- [DIRECTIVE]: For the material that follows, list every line containing the word "page".

....

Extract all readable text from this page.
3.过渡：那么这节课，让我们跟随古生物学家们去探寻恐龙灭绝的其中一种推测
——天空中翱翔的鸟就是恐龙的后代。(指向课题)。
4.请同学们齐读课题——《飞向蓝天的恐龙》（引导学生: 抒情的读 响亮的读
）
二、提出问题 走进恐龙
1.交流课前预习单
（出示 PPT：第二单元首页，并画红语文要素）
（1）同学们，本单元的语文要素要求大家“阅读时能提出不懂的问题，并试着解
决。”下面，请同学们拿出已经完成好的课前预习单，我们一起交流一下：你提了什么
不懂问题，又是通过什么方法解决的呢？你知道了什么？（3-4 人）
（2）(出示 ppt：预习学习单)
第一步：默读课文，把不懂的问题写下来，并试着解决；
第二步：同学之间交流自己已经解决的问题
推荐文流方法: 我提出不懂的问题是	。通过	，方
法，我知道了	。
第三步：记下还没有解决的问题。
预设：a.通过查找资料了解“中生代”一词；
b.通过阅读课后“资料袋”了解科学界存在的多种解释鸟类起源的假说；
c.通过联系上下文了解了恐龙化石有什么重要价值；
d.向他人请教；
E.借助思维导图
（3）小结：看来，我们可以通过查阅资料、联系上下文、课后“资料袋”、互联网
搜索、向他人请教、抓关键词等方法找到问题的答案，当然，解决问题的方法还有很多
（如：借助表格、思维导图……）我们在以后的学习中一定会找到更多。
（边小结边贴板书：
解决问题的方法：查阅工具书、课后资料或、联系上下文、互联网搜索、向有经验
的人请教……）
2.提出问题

....

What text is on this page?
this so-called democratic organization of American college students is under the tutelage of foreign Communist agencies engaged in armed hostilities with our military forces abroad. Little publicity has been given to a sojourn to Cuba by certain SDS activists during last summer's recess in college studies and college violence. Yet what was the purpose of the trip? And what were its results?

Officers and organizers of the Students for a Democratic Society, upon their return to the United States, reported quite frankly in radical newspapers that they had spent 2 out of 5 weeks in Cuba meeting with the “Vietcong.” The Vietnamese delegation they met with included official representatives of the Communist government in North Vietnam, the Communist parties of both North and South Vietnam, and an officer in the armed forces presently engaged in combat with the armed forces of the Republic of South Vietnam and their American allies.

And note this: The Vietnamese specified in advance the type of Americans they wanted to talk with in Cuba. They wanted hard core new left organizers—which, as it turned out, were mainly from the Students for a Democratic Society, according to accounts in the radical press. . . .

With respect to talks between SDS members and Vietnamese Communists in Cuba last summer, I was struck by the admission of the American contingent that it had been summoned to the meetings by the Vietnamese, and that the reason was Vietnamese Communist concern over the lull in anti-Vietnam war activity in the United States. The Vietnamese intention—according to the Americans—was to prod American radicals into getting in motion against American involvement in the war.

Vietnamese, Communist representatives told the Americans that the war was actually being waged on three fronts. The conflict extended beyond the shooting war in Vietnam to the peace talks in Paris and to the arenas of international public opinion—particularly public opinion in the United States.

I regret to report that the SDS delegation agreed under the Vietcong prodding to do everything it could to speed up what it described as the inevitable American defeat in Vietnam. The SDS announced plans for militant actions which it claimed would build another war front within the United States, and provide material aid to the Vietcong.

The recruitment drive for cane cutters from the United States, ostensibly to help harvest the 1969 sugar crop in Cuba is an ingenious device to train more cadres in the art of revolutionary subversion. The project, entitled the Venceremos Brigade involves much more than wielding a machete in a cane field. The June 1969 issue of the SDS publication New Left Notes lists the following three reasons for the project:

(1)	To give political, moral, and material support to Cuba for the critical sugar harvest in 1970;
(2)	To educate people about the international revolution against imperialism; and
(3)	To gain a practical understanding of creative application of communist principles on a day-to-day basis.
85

....

- [ANSWER TO THIS PROBLEM]:
Extract all readable text from this page.
What text is on this page?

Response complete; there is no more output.